**Dataset excerpts**
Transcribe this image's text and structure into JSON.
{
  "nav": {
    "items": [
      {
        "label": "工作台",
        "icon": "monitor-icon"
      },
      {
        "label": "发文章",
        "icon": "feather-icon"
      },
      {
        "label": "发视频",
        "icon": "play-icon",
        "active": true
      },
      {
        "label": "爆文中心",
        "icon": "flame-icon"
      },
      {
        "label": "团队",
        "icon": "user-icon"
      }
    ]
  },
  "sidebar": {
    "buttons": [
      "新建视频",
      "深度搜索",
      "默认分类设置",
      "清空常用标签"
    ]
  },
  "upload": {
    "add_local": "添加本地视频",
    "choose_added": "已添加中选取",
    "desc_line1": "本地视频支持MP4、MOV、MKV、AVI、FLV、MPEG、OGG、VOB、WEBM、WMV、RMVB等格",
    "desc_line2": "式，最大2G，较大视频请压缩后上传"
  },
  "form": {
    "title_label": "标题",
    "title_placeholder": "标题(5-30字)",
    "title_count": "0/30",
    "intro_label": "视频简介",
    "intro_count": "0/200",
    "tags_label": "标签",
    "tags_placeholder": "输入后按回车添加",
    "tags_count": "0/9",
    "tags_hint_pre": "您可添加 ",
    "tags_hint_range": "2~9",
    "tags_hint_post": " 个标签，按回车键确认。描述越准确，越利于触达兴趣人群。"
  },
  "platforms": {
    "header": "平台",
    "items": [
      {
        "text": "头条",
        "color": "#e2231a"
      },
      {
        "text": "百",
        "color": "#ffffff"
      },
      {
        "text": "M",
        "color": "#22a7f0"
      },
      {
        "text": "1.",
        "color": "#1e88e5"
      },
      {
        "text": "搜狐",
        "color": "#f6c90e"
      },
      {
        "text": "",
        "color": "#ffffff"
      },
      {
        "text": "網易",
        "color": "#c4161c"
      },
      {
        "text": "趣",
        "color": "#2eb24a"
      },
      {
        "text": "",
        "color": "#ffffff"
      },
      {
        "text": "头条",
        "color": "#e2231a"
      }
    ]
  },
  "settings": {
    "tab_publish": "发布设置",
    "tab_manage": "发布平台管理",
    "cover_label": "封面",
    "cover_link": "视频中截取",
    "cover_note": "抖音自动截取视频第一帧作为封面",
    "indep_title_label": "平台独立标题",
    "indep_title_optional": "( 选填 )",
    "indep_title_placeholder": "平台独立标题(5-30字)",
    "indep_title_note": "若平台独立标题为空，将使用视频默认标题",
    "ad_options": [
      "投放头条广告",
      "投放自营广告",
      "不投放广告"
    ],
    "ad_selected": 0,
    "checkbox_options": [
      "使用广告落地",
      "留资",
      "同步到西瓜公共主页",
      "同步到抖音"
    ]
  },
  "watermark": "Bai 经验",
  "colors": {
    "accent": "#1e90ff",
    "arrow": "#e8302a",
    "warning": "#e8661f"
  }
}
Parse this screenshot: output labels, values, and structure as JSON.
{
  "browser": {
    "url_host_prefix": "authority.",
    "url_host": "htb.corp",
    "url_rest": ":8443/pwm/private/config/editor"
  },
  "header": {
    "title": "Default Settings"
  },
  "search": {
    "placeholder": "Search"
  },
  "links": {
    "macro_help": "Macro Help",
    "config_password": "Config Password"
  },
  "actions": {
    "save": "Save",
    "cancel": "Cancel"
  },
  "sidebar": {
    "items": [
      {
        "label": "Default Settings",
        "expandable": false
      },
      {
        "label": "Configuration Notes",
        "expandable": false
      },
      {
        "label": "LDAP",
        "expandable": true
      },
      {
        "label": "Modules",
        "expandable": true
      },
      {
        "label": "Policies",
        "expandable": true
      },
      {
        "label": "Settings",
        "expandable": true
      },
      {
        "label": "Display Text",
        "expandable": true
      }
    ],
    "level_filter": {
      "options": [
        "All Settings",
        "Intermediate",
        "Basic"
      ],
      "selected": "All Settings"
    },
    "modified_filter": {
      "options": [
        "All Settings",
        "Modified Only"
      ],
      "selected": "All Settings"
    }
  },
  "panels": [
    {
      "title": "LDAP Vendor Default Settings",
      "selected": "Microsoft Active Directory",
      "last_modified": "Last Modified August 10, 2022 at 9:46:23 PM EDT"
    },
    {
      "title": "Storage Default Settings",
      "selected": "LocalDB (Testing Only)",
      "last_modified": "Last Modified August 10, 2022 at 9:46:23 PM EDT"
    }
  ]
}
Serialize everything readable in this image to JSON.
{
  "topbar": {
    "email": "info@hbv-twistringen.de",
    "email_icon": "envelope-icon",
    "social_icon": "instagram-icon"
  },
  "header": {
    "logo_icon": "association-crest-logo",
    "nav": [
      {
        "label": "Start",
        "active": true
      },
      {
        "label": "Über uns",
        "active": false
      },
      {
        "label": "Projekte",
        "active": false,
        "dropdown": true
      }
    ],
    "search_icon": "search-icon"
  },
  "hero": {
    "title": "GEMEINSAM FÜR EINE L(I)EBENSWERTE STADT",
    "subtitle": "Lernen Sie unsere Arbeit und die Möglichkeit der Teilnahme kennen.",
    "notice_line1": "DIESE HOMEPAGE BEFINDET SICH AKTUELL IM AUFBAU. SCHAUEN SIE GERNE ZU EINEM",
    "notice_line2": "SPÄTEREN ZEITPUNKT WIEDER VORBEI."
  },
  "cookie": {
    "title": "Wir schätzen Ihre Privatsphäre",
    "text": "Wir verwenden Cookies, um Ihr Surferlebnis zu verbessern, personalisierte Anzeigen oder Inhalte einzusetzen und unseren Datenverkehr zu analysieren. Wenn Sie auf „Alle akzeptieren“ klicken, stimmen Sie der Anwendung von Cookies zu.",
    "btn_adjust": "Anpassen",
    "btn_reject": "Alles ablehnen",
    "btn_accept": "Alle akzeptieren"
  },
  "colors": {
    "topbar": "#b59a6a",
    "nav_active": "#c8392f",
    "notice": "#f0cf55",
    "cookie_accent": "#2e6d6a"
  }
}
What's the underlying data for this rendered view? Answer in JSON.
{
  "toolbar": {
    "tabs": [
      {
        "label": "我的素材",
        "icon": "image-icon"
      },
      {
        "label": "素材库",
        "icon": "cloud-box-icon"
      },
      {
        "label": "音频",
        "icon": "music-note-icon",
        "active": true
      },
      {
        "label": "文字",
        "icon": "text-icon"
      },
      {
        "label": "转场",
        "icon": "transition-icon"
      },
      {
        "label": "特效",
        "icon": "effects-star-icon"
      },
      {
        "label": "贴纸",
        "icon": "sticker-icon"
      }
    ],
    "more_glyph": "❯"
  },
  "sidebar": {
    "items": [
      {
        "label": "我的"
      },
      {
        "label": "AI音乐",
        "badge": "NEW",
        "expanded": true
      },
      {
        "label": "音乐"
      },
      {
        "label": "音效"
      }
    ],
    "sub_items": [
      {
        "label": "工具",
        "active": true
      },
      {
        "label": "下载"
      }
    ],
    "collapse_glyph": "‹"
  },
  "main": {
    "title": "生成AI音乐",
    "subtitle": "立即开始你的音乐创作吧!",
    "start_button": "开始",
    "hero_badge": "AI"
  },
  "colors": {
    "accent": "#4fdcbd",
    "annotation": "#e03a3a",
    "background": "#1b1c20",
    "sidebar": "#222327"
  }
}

**Task prompt**
Only the lines from the one containing "What's the underlying" to the end of the data should be printed, exactly as they stand.

**Solution for this task**
What's the underlying data for this rendered view? Answer in JSON.
{
  "toolbar": {
    "tabs": [
      {
        "label": "我的素材",
        "icon": "image-icon"
      },
      {
        "label": "素材库",
        "icon": "cloud-box-icon"
      },
      {
        "label": "音频",
        "icon": "music-note-icon",
        "active": true
      },
      {
        "label": "文字",
        "icon": "text-icon"
      },
      {
        "label": "转场",
        "icon": "transition-icon"
      },
      {
        "label": "特效",
        "icon": "effects-star-icon"
      },
      {
        "label": "贴纸",
        "icon": "sticker-icon"
      }
    ],
    "more_glyph": "❯"
  },
  "sidebar": {
    "items": [
      {
        "label": "我的"
      },
      {
        "label": "AI音乐",
        "badge": "NEW",
        "expanded": true
      },
      {
        "label": "音乐"
      },
      {
        "label": "音效"
      }
    ],
    "sub_items": [
      {
        "label": "工具",
        "active": true
      },
      {
        "label": "下载"
      }
    ],
    "collapse_glyph": "‹"
  },
  "main": {
    "title": "生成AI音乐",
    "subtitle": "立即开始你的音乐创作吧!",
    "start_button": "开始",
    "hero_badge": "AI"
  },
  "colors": {
    "accent": "#4fdcbd",
    "annotation": "#e03a3a",
    "background": "#1b1c20",
    "sidebar": "#222327"
  }
}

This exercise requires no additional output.